**Data provided**
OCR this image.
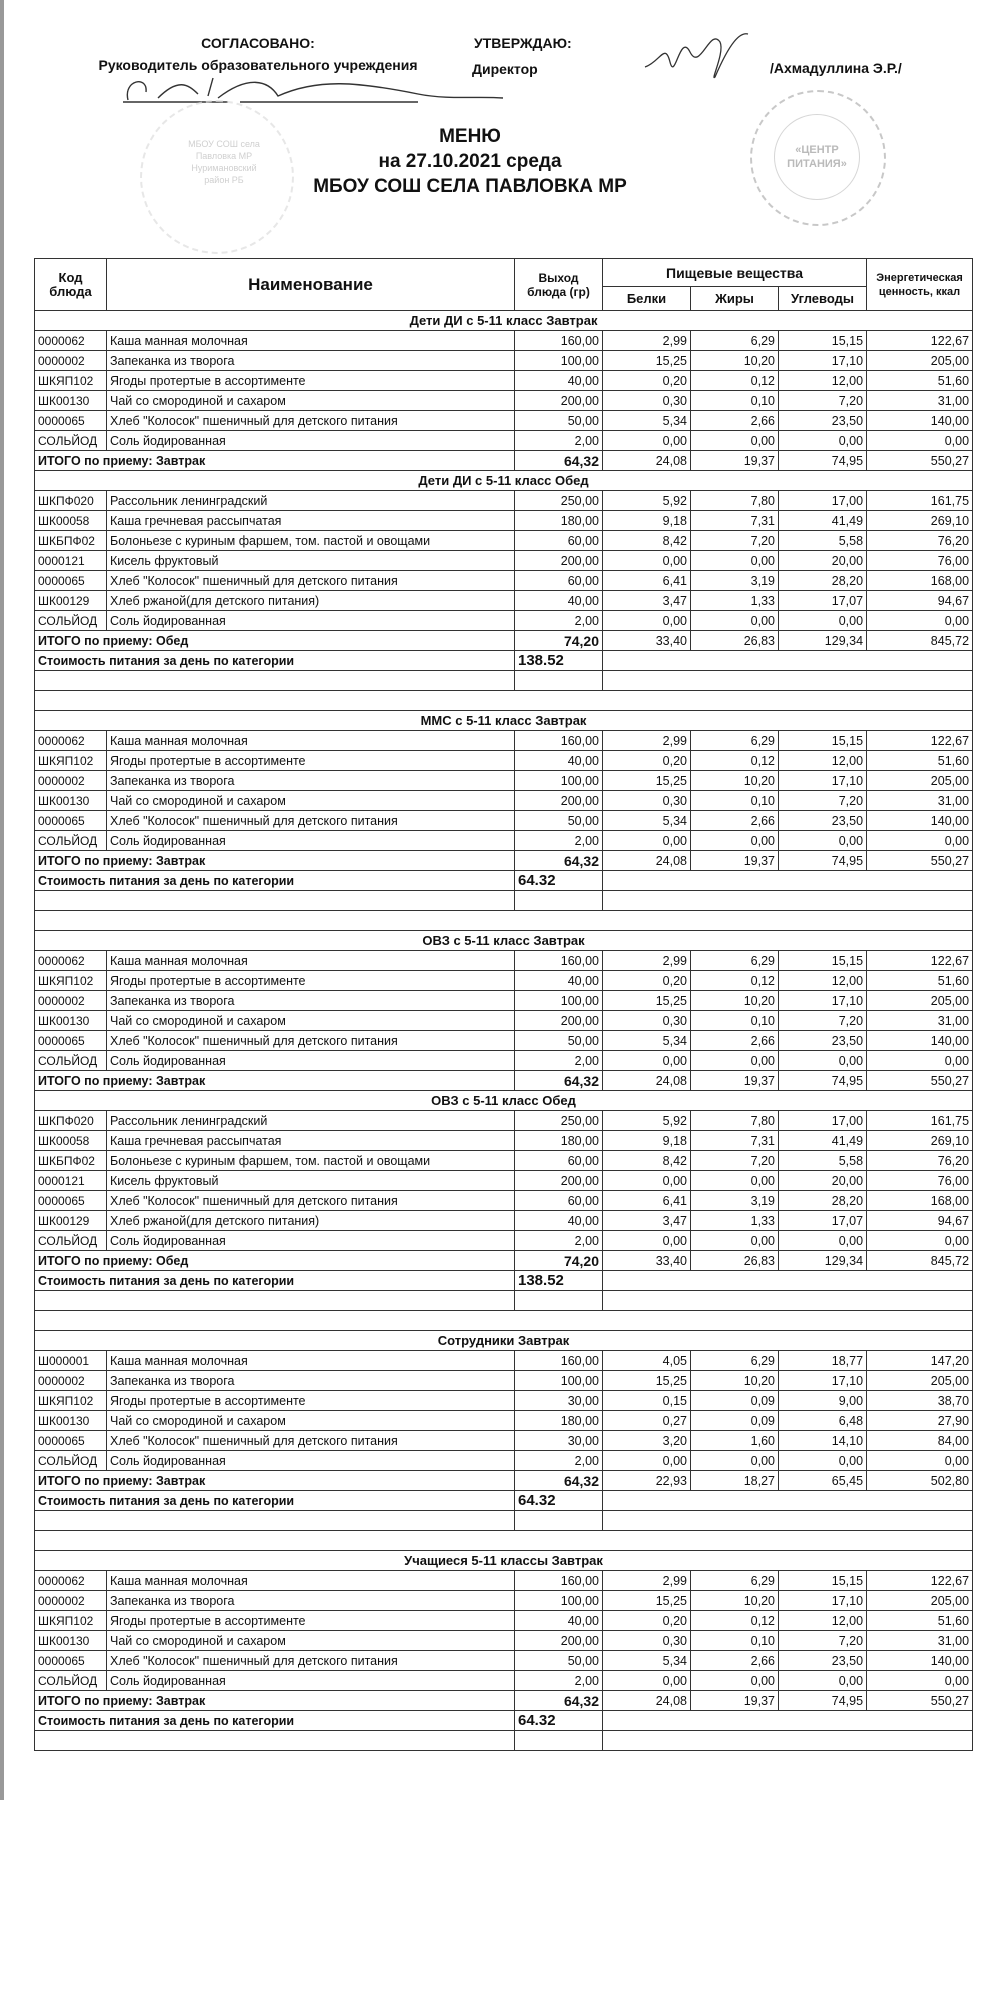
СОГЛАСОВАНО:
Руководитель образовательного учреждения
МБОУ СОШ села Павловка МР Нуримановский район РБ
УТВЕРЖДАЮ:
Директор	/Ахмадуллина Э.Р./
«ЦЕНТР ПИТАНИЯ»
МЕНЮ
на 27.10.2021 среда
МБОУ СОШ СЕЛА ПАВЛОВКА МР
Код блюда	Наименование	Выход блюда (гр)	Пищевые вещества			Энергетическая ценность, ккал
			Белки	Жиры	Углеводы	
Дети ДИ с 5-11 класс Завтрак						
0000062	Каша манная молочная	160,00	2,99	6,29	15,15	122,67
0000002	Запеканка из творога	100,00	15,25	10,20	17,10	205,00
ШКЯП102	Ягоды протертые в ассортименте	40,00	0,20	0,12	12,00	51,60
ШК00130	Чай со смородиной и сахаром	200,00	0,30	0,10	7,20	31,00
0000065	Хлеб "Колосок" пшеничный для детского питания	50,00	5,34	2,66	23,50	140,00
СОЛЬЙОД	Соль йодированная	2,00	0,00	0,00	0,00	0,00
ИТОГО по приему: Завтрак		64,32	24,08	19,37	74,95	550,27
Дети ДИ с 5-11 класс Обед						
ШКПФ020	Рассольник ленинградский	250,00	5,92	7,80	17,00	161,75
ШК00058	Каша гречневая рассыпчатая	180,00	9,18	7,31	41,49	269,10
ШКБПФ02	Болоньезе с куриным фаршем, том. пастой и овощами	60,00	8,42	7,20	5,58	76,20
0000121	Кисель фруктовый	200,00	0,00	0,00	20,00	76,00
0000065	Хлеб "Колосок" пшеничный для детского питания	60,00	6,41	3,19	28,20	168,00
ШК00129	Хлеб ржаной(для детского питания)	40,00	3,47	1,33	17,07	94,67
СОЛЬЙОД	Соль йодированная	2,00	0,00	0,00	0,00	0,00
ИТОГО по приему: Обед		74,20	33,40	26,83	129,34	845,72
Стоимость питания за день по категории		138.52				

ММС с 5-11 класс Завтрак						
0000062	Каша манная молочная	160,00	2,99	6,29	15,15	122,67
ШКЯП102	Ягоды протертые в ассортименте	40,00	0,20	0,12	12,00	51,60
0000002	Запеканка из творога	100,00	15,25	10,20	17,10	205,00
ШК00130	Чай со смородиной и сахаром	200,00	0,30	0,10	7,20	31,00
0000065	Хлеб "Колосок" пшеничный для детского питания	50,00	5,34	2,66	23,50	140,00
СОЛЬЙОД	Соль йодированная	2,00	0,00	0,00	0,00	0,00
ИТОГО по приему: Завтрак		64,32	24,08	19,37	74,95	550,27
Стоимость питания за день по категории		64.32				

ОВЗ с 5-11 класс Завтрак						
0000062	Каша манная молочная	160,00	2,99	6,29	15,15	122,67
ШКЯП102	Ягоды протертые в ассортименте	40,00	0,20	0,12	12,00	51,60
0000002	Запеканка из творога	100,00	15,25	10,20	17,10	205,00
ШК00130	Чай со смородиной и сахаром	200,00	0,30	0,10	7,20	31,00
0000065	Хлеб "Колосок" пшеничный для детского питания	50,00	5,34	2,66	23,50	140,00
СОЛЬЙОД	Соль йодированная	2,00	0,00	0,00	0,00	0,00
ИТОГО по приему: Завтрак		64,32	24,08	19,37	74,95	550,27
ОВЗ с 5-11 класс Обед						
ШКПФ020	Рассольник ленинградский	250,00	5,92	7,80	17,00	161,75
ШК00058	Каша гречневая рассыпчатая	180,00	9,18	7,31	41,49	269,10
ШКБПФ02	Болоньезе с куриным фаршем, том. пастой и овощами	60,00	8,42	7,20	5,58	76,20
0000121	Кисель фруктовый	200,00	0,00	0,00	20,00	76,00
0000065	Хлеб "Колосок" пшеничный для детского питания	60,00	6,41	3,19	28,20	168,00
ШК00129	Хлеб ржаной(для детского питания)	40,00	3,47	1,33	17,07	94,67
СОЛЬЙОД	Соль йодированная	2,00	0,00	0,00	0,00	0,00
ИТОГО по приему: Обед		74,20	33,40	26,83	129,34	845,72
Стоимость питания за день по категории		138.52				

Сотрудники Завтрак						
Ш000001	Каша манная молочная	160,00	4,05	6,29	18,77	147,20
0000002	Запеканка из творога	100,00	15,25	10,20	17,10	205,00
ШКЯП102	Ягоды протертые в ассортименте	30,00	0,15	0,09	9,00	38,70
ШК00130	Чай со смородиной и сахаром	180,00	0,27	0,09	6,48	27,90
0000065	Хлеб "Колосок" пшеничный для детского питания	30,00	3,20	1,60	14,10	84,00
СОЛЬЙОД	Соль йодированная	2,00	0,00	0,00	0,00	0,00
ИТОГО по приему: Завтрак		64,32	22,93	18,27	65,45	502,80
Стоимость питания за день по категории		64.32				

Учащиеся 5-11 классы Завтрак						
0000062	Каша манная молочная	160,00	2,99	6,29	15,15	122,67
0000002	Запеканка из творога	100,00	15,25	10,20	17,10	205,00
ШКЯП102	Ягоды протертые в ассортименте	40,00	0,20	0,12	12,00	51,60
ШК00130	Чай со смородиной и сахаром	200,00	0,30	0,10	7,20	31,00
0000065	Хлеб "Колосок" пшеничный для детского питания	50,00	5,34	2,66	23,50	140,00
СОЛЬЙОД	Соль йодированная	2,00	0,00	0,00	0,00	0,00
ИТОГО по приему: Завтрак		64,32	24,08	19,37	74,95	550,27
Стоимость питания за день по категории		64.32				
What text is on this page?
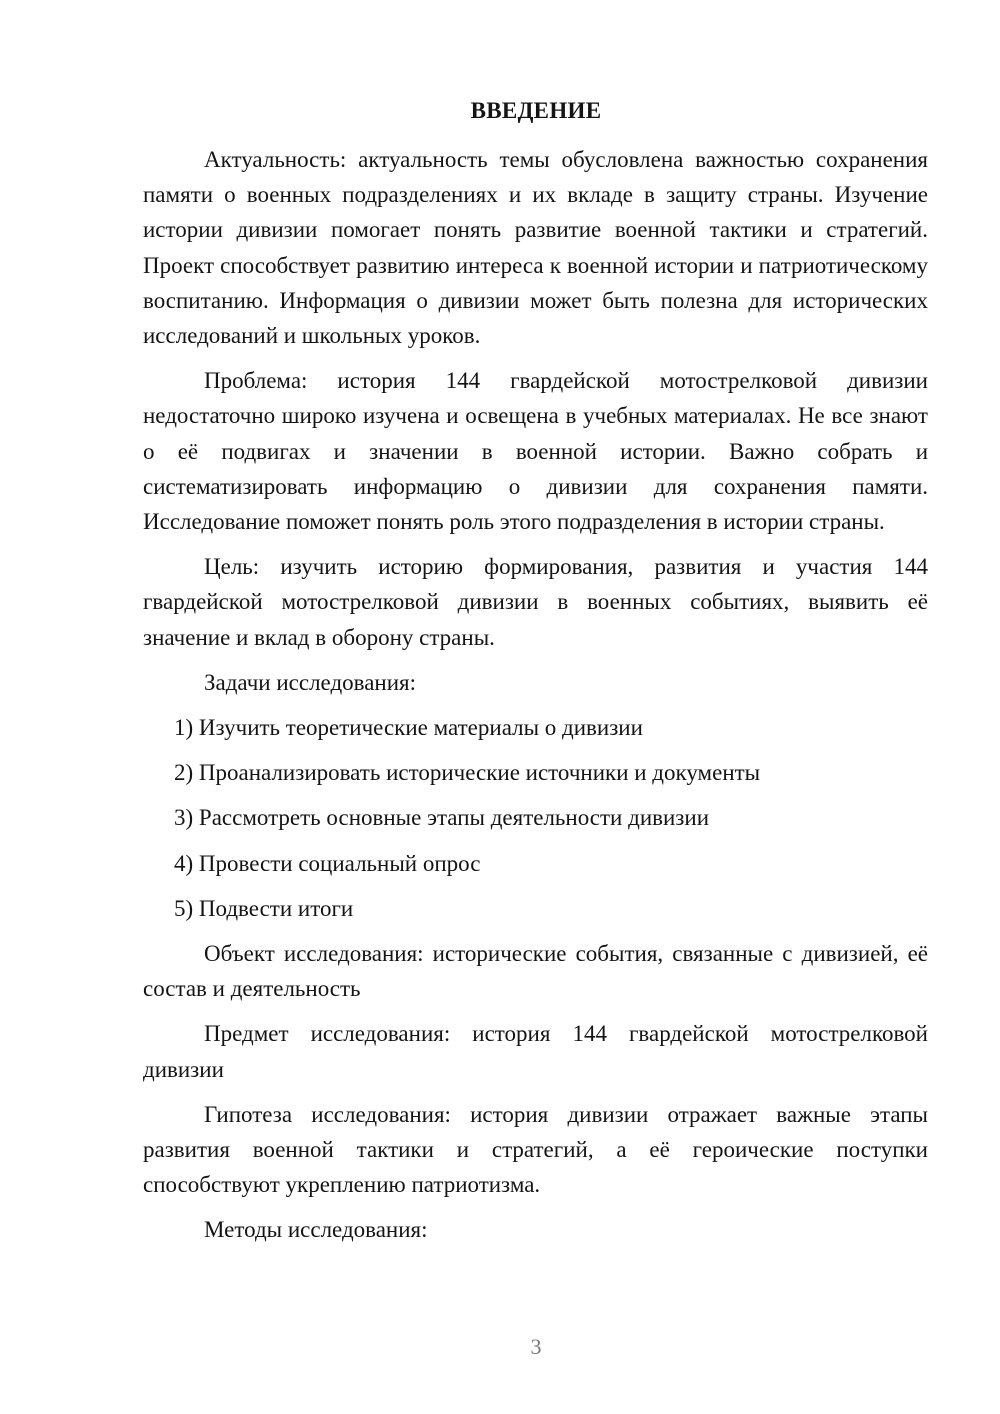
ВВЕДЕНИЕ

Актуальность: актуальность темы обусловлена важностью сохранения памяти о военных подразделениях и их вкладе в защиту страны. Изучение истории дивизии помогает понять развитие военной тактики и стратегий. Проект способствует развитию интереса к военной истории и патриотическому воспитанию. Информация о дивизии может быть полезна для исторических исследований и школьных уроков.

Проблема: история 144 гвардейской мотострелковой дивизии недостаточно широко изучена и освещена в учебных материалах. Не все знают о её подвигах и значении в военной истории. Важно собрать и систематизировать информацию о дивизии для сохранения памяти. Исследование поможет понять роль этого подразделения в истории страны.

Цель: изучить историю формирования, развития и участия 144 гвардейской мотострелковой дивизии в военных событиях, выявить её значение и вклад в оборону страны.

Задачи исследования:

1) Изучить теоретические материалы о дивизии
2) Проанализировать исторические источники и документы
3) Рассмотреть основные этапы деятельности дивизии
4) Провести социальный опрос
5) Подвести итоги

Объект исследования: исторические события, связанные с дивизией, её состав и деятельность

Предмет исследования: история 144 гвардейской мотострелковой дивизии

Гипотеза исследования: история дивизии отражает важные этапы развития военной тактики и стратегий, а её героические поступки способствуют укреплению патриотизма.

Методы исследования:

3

**Aim**
Write out each entry exactly as given, omitting any picture.

**Complete output**
OCR this image.
СОГЛАСОВАНО:
Руководитель образовательного учреждения
МБОУ СОШ села Павловка МР Нуримановский район РБ
УТВЕРЖДАЮ:
Директор	/Ахмадуллина Э.Р./
«ЦЕНТР ПИТАНИЯ»
МЕНЮ
на 27.10.2021 среда
МБОУ СОШ СЕЛА ПАВЛОВКА МР
Код блюда	Наименование	Выход блюда (гр)	Пищевые вещества			Энергетическая ценность, ккал
			Белки	Жиры	Углеводы	
Дети ДИ с 5-11 класс Завтрак						
0000062	Каша манная молочная	160,00	2,99	6,29	15,15	122,67
0000002	Запеканка из творога	100,00	15,25	10,20	17,10	205,00
ШКЯП102	Ягоды протертые в ассортименте	40,00	0,20	0,12	12,00	51,60
ШК00130	Чай со смородиной и сахаром	200,00	0,30	0,10	7,20	31,00
0000065	Хлеб "Колосок" пшеничный для детского питания	50,00	5,34	2,66	23,50	140,00
СОЛЬЙОД	Соль йодированная	2,00	0,00	0,00	0,00	0,00
ИТОГО по приему: Завтрак		64,32	24,08	19,37	74,95	550,27
Дети ДИ с 5-11 класс Обед						
ШКПФ020	Рассольник ленинградский	250,00	5,92	7,80	17,00	161,75
ШК00058	Каша гречневая рассыпчатая	180,00	9,18	7,31	41,49	269,10
ШКБПФ02	Болоньезе с куриным фаршем, том. пастой и овощами	60,00	8,42	7,20	5,58	76,20
0000121	Кисель фруктовый	200,00	0,00	0,00	20,00	76,00
0000065	Хлеб "Колосок" пшеничный для детского питания	60,00	6,41	3,19	28,20	168,00
ШК00129	Хлеб ржаной(для детского питания)	40,00	3,47	1,33	17,07	94,67
СОЛЬЙОД	Соль йодированная	2,00	0,00	0,00	0,00	0,00
ИТОГО по приему: Обед		74,20	33,40	26,83	129,34	845,72
Стоимость питания за день по категории		138.52				

ММС с 5-11 класс Завтрак						
0000062	Каша манная молочная	160,00	2,99	6,29	15,15	122,67
ШКЯП102	Ягоды протертые в ассортименте	40,00	0,20	0,12	12,00	51,60
0000002	Запеканка из творога	100,00	15,25	10,20	17,10	205,00
ШК00130	Чай со смородиной и сахаром	200,00	0,30	0,10	7,20	31,00
0000065	Хлеб "Колосок" пшеничный для детского питания	50,00	5,34	2,66	23,50	140,00
СОЛЬЙОД	Соль йодированная	2,00	0,00	0,00	0,00	0,00
ИТОГО по приему: Завтрак		64,32	24,08	19,37	74,95	550,27
Стоимость питания за день по категории		64.32				

ОВЗ с 5-11 класс Завтрак						
0000062	Каша манная молочная	160,00	2,99	6,29	15,15	122,67
ШКЯП102	Ягоды протертые в ассортименте	40,00	0,20	0,12	12,00	51,60
0000002	Запеканка из творога	100,00	15,25	10,20	17,10	205,00
ШК00130	Чай со смородиной и сахаром	200,00	0,30	0,10	7,20	31,00
0000065	Хлеб "Колосок" пшеничный для детского питания	50,00	5,34	2,66	23,50	140,00
СОЛЬЙОД	Соль йодированная	2,00	0,00	0,00	0,00	0,00
ИТОГО по приему: Завтрак		64,32	24,08	19,37	74,95	550,27
ОВЗ с 5-11 класс Обед						
ШКПФ020	Рассольник ленинградский	250,00	5,92	7,80	17,00	161,75
ШК00058	Каша гречневая рассыпчатая	180,00	9,18	7,31	41,49	269,10
ШКБПФ02	Болоньезе с куриным фаршем, том. пастой и овощами	60,00	8,42	7,20	5,58	76,20
0000121	Кисель фруктовый	200,00	0,00	0,00	20,00	76,00
0000065	Хлеб "Колосок" пшеничный для детского питания	60,00	6,41	3,19	28,20	168,00
ШК00129	Хлеб ржаной(для детского питания)	40,00	3,47	1,33	17,07	94,67
СОЛЬЙОД	Соль йодированная	2,00	0,00	0,00	0,00	0,00
ИТОГО по приему: Обед		74,20	33,40	26,83	129,34	845,72
Стоимость питания за день по категории		138.52				

Сотрудники Завтрак						
Ш000001	Каша манная молочная	160,00	4,05	6,29	18,77	147,20
0000002	Запеканка из творога	100,00	15,25	10,20	17,10	205,00
ШКЯП102	Ягоды протертые в ассортименте	30,00	0,15	0,09	9,00	38,70
ШК00130	Чай со смородиной и сахаром	180,00	0,27	0,09	6,48	27,90
0000065	Хлеб "Колосок" пшеничный для детского питания	30,00	3,20	1,60	14,10	84,00
СОЛЬЙОД	Соль йодированная	2,00	0,00	0,00	0,00	0,00
ИТОГО по приему: Завтрак		64,32	22,93	18,27	65,45	502,80
Стоимость питания за день по категории		64.32				

Учащиеся 5-11 классы Завтрак						
0000062	Каша манная молочная	160,00	2,99	6,29	15,15	122,67
0000002	Запеканка из творога	100,00	15,25	10,20	17,10	205,00
ШКЯП102	Ягоды протертые в ассортименте	40,00	0,20	0,12	12,00	51,60
ШК00130	Чай со смородиной и сахаром	200,00	0,30	0,10	7,20	31,00
0000065	Хлеб "Колосок" пшеничный для детского питания	50,00	5,34	2,66	23,50	140,00
СОЛЬЙОД	Соль йодированная	2,00	0,00	0,00	0,00	0,00
ИТОГО по приему: Завтрак		64,32	24,08	19,37	74,95	550,27
Стоимость питания за день по категории		64.32				
What text is on this page?
ВВЕДЕНИЕ

Актуальность: актуальность темы обусловлена важностью сохранения памяти о военных подразделениях и их вкладе в защиту страны. Изучение истории дивизии помогает понять развитие военной тактики и стратегий. Проект способствует развитию интереса к военной истории и патриотическому воспитанию. Информация о дивизии может быть полезна для исторических исследований и школьных уроков.

Проблема: история 144 гвардейской мотострелковой дивизии недостаточно широко изучена и освещена в учебных материалах. Не все знают о её подвигах и значении в военной истории. Важно собрать и систематизировать информацию о дивизии для сохранения памяти. Исследование поможет понять роль этого подразделения в истории страны.

Цель: изучить историю формирования, развития и участия 144 гвардейской мотострелковой дивизии в военных событиях, выявить её значение и вклад в оборону страны.

Задачи исследования:

1) Изучить теоретические материалы о дивизии
2) Проанализировать исторические источники и документы
3) Рассмотреть основные этапы деятельности дивизии
4) Провести социальный опрос
5) Подвести итоги

Объект исследования: исторические события, связанные с дивизией, её состав и деятельность

Предмет исследования: история 144 гвардейской мотострелковой дивизии

Гипотеза исследования: история дивизии отражает важные этапы развития военной тактики и стратегий, а её героические поступки способствуют укреплению патриотизма.

Методы исследования:

3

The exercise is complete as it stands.